→ **Aim**: Retype the listing that follows, word for word.
* BEGIN *
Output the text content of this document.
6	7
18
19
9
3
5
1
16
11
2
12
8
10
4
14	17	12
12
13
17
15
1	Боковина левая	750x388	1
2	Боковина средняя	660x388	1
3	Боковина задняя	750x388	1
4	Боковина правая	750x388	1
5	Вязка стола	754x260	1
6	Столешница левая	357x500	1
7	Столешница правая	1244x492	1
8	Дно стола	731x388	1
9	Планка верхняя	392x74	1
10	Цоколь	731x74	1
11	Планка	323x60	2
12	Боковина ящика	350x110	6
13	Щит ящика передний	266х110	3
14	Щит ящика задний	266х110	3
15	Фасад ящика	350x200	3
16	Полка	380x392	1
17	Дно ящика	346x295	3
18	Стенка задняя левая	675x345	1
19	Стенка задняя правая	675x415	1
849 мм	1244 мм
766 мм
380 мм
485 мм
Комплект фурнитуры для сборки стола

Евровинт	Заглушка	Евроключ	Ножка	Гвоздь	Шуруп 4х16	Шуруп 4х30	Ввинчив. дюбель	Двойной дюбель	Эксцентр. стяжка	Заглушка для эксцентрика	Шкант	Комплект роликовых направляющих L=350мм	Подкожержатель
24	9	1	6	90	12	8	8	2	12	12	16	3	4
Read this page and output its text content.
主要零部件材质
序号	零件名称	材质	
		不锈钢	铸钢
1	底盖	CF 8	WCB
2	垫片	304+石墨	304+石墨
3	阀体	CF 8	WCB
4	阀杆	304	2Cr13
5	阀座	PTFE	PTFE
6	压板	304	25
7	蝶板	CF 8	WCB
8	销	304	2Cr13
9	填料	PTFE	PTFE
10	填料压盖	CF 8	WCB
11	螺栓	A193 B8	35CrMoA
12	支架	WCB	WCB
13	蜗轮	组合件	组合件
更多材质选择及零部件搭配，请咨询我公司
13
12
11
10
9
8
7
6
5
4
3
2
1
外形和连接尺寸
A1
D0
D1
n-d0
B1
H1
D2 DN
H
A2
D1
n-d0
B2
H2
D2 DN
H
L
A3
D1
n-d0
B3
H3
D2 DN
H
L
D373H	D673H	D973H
* END *
→ **Result of this exercise**:
Output the text content of this document.
6	7
18
19
9
3
5
1
16
11
2
12
8
10
4
14	17	12
12
13
17
15
1	Боковина левая	750x388	1
2	Боковина средняя	660x388	1
3	Боковина задняя	750x388	1
4	Боковина правая	750x388	1
5	Вязка стола	754x260	1
6	Столешница левая	357x500	1
7	Столешница правая	1244x492	1
8	Дно стола	731x388	1
9	Планка верхняя	392x74	1
10	Цоколь	731x74	1
11	Планка	323x60	2
12	Боковина ящика	350x110	6
13	Щит ящика передний	266х110	3
14	Щит ящика задний	266х110	3
15	Фасад ящика	350x200	3
16	Полка	380x392	1
17	Дно ящика	346x295	3
18	Стенка задняя левая	675x345	1
19	Стенка задняя правая	675x415	1
849 мм	1244 мм
766 мм
380 мм
485 мм
Комплект фурнитуры для сборки стола

Евровинт	Заглушка	Евроключ	Ножка	Гвоздь	Шуруп 4х16	Шуруп 4х30	Ввинчив. дюбель	Двойной дюбель	Эксцентр. стяжка	Заглушка для эксцентрика	Шкант	Комплект роликовых направляющих L=350мм	Подкожержатель
24	9	1	6	90	12	8	8	2	12	12	16	3	4
Read this page and output its text content.
主要零部件材质
序号	零件名称	材质	
		不锈钢	铸钢
1	底盖	CF 8	WCB
2	垫片	304+石墨	304+石墨
3	阀体	CF 8	WCB
4	阀杆	304	2Cr13
5	阀座	PTFE	PTFE
6	压板	304	25
7	蝶板	CF 8	WCB
8	销	304	2Cr13
9	填料	PTFE	PTFE
10	填料压盖	CF 8	WCB
11	螺栓	A193 B8	35CrMoA
12	支架	WCB	WCB
13	蜗轮	组合件	组合件
更多材质选择及零部件搭配，请咨询我公司
13
12
11
10
9
8
7
6
5
4
3
2
1
外形和连接尺寸
A1
D0
D1
n-d0
B1
H1
D2 DN
H
A2
D1
n-d0
B2
H2
D2 DN
H
L
A3
D1
n-d0
B3
H3
D2 DN
H
L
D373H	D673H	D973H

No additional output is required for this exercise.